[Source passage]
____________

Uncategorized

Automatically remove blank pages from pdf

I’ve found myself in a situation where I have to automatically generate PDFs from spreadsheets and automatically remove blank pages from them. I found an unfinished (and badly formatted) solution here, so I took some minutes to finish it:

non-blank-page-ranges.py

#! /usr/bin/python3
"""Read text input and print non-blank page ranges
(pages should be separated by ^L pagebreaks)"""

import sys

# find non-blank pages
page = 1
blank = True
nonblanks = []
for line in sys.stdin:
  for char in line:
    if char == "\x0c": # ^L, pagebreak
      if not blank:
        nonblanks.append(page)
      # new page
      page += 1
      blank = True
    else:
      blank = False

# exit if no non-blank pages found
if not nonblanks:
  exit(1)

# print ranges of non-blank pages in format used by pdftk
# (e.g. "1-3 5-8 10-10")
ranges = []
nonblanks = sorted(nonblanks)
first_in_range = 0

for i in range(1, len(nonblanks)):
  # if the page increased by more than 1 (i.e. at least one
  # page got skipped), append the current range and start a
  # new one
  if nonblanks[i] > nonblanks[i-1] + 1:
    ranges.append("{}-{}".format(nonblanks[first_in_range],
                                 nonblanks[i-1]))
    first_in_range = i

# append the last range
ranges.append("{}-{}".format(nonblanks[first_in_range],
                             nonblanks[-1]))
print(" ".join(ranges))

____________

(Recorded data)

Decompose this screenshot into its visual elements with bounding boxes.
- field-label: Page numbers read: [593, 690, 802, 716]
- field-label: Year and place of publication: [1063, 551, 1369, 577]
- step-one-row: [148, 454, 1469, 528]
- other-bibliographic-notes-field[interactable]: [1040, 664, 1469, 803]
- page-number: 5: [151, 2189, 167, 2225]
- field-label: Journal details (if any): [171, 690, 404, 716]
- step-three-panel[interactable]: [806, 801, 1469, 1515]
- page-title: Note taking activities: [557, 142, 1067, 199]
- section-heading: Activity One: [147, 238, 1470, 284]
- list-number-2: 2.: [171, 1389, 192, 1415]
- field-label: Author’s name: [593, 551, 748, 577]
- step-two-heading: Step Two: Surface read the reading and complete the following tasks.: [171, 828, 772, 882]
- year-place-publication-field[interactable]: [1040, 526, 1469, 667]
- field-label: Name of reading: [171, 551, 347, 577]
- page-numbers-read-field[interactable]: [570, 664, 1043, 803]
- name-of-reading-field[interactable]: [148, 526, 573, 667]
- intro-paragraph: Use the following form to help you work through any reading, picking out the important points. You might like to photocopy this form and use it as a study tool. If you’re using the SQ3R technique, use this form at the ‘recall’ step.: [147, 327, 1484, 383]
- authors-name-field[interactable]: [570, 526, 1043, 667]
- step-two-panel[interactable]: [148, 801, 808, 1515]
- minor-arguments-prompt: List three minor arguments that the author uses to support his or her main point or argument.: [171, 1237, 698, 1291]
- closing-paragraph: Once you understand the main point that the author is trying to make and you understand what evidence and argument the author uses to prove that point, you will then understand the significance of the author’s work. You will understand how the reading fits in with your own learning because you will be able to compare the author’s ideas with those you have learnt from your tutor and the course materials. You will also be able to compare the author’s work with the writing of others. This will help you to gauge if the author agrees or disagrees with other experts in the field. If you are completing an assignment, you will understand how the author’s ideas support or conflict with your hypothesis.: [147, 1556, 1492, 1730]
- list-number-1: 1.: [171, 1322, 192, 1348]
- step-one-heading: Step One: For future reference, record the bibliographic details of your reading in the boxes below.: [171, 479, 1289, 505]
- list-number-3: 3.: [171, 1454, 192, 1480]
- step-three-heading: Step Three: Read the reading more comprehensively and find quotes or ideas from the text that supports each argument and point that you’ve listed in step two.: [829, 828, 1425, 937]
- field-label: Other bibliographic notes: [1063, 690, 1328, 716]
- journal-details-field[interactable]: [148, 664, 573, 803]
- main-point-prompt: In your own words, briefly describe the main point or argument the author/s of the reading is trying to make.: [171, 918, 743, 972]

____________

[Task list]
A – In the blank-page post, which tool's format is used for the printed page ranges?
B – Extend the blank-page post past its final line of code.

[Response list]
A – pdftk

B –
pdf-remove-blank-pages

#! /bin/bash

for filename in "$@"; do
  # get non-blank ranges
  ranges="$(pdftotext "$filename" - | \
    "$HOME/.bin/non-blank-page-ranges.py")"

  if [ -z "$ranges" ]; then
    echo "no non-blank pages found in $filename" >&2
    continue
  fi

  # rename pdf
  if [ -e "${filename}.old" ]; then
    echo "file exists: ${filename}.old" >&2
    continue
  fi

  mv -n "$filename" "${filename}.old"

  if [ -e "$filename" -o ! -e "${filename}.old" ]; then
    echo "couldn't rename file $filename" >&2
    continue
  fi

  # create new pdf with non-blank pages only
  pdftk "${filename}.old" cat $ranges output "$filename"
done

The export to pdf macro

Automatic export of PDFs comes from here, with this fix (i.e. first argument of executeDispatch becomes document.getCurrentController().getFrame() instead of just document).

Sub exportPDF(xlsFile)

  xlsURL = ConvertToURL(xlsFile)

  ' Open the document.
  xlsDoc = StarDesktop.loadComponentFromURL(xlsURL, "_blank", 0, Array(_
             MakePropertyValue("Hidden", True),_
             )_
           )

  ' Export PDF
  ' http://user.services.openoffice.org/en/forum/viewtopic.php?f=9&t=31957#p146050
  ' corereflection error: http://www.oooforum.org/forum/viewtopic.phtml?t=27661
  pdfFile = Left(xlsFile, Len(xlsFile)-3) + "pdf"
  pdfURL = ConvertToURL(pdfFile)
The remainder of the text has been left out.